Dataset excerpt

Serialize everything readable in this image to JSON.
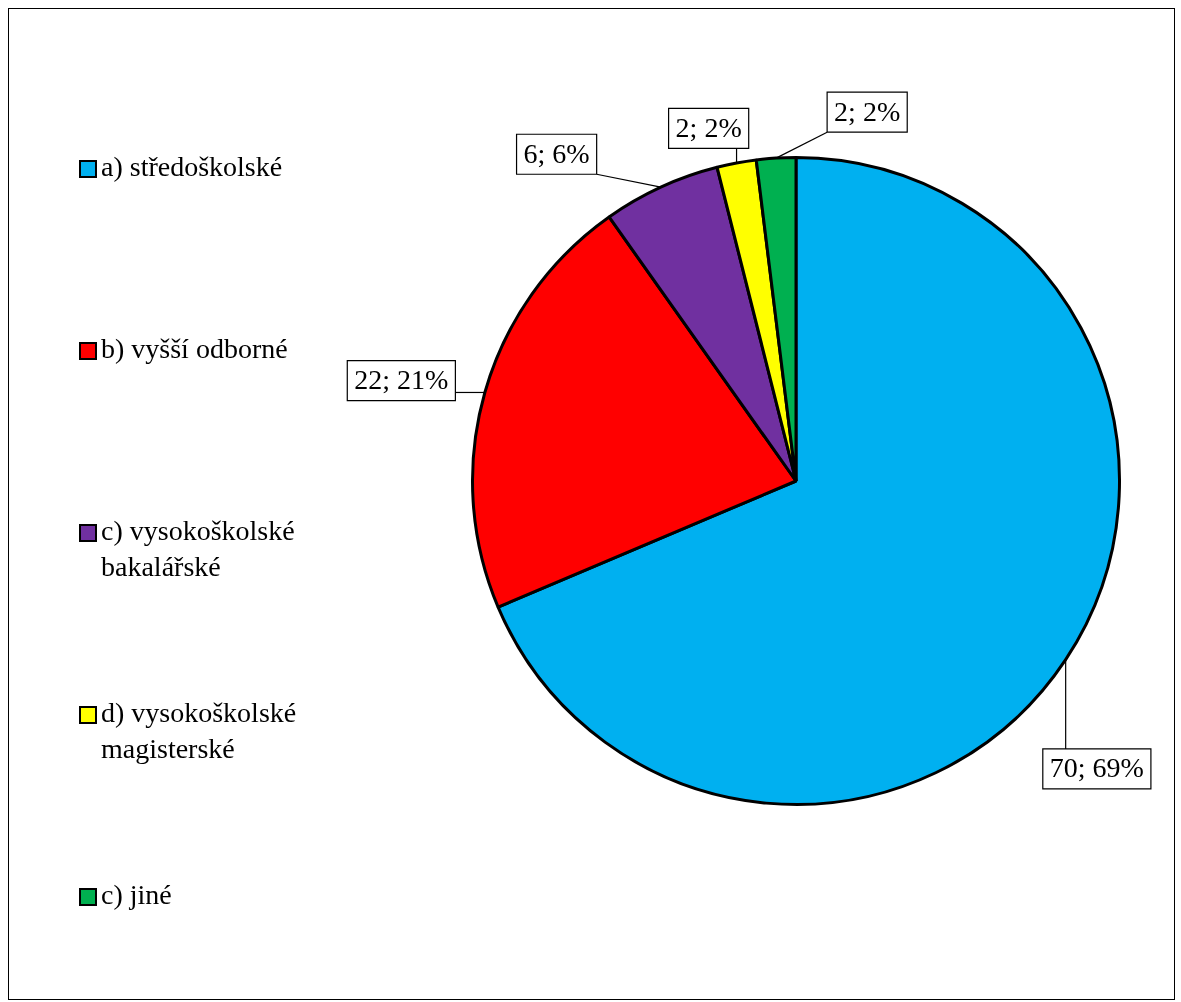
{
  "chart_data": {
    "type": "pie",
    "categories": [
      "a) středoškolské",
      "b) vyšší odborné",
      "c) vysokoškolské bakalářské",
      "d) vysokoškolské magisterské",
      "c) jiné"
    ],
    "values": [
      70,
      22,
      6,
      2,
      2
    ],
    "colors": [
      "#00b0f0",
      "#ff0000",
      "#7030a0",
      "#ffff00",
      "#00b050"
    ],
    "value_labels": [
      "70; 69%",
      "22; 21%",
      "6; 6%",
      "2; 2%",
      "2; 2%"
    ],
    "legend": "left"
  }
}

WHAT THIS TASK INVOLVES =
All of the records above must be copied exactly, except for the pictures.

WRITTEN ANSWER =
Serialize everything readable in this image to JSON.
{
  "chart_data": {
    "type": "pie",
    "categories": [
      "a) středoškolské",
      "b) vyšší odborné",
      "c) vysokoškolské bakalářské",
      "d) vysokoškolské magisterské",
      "c) jiné"
    ],
    "values": [
      70,
      22,
      6,
      2,
      2
    ],
    "colors": [
      "#00b0f0",
      "#ff0000",
      "#7030a0",
      "#ffff00",
      "#00b050"
    ],
    "value_labels": [
      "70; 69%",
      "22; 21%",
      "6; 6%",
      "2; 2%",
      "2; 2%"
    ],
    "legend": "left"
  }
}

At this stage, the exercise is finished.